+++ Listing

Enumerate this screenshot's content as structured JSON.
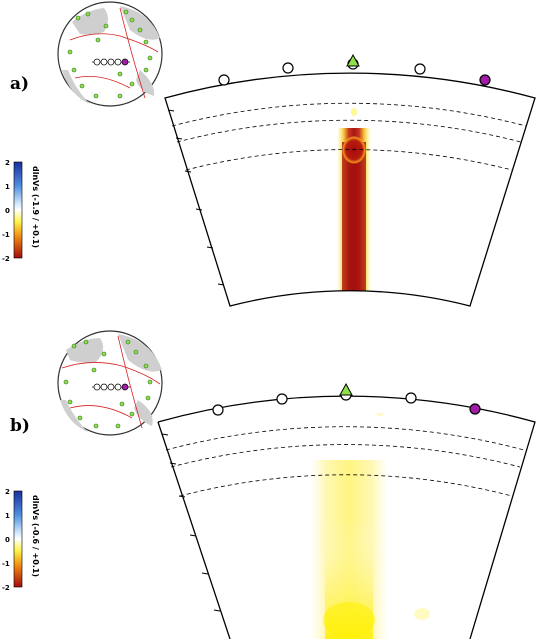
{
  "panels": [
    {
      "label": "a)",
      "colorbar": {
        "title": "dlnVs (-1.9 / +0.1)",
        "ticks": [
          "2",
          "1",
          "0",
          "-1",
          "-2"
        ],
        "range": [
          -2,
          2
        ]
      },
      "anomaly": {
        "min": -1.9,
        "max": 0.1
      },
      "stations": [
        "open",
        "open",
        "triangle",
        "open",
        "purple"
      ]
    },
    {
      "label": "b)",
      "colorbar": {
        "title": "dlnVs (-0.6 / +0.1)",
        "ticks": [
          "2",
          "1",
          "0",
          "-1",
          "-2"
        ],
        "range": [
          -2,
          2
        ]
      },
      "anomaly": {
        "min": -0.6,
        "max": 0.1
      },
      "stations": [
        "open",
        "open",
        "triangle",
        "open",
        "purple"
      ]
    }
  ],
  "colors": {
    "positive": "#1a2f9e",
    "negative": "#a30b0b",
    "anomaly_weak": "#fff54a",
    "station_marker": "#a21ca7",
    "source_marker": "#8fe04a",
    "plate_boundary": "#d62020"
  }
}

++++++

Task to complete :: Copy the data exactly. Any picture it contains is to be omitted.

Final answer ::
Enumerate this screenshot's content as structured JSON.
{
  "panels": [
    {
      "label": "a)",
      "colorbar": {
        "title": "dlnVs (-1.9 / +0.1)",
        "ticks": [
          "2",
          "1",
          "0",
          "-1",
          "-2"
        ],
        "range": [
          -2,
          2
        ]
      },
      "anomaly": {
        "min": -1.9,
        "max": 0.1
      },
      "stations": [
        "open",
        "open",
        "triangle",
        "open",
        "purple"
      ]
    },
    {
      "label": "b)",
      "colorbar": {
        "title": "dlnVs (-0.6 / +0.1)",
        "ticks": [
          "2",
          "1",
          "0",
          "-1",
          "-2"
        ],
        "range": [
          -2,
          2
        ]
      },
      "anomaly": {
        "min": -0.6,
        "max": 0.1
      },
      "stations": [
        "open",
        "open",
        "triangle",
        "open",
        "purple"
      ]
    }
  ],
  "colors": {
    "positive": "#1a2f9e",
    "negative": "#a30b0b",
    "anomaly_weak": "#fff54a",
    "station_marker": "#a21ca7",
    "source_marker": "#8fe04a",
    "plate_boundary": "#d62020"
  }
}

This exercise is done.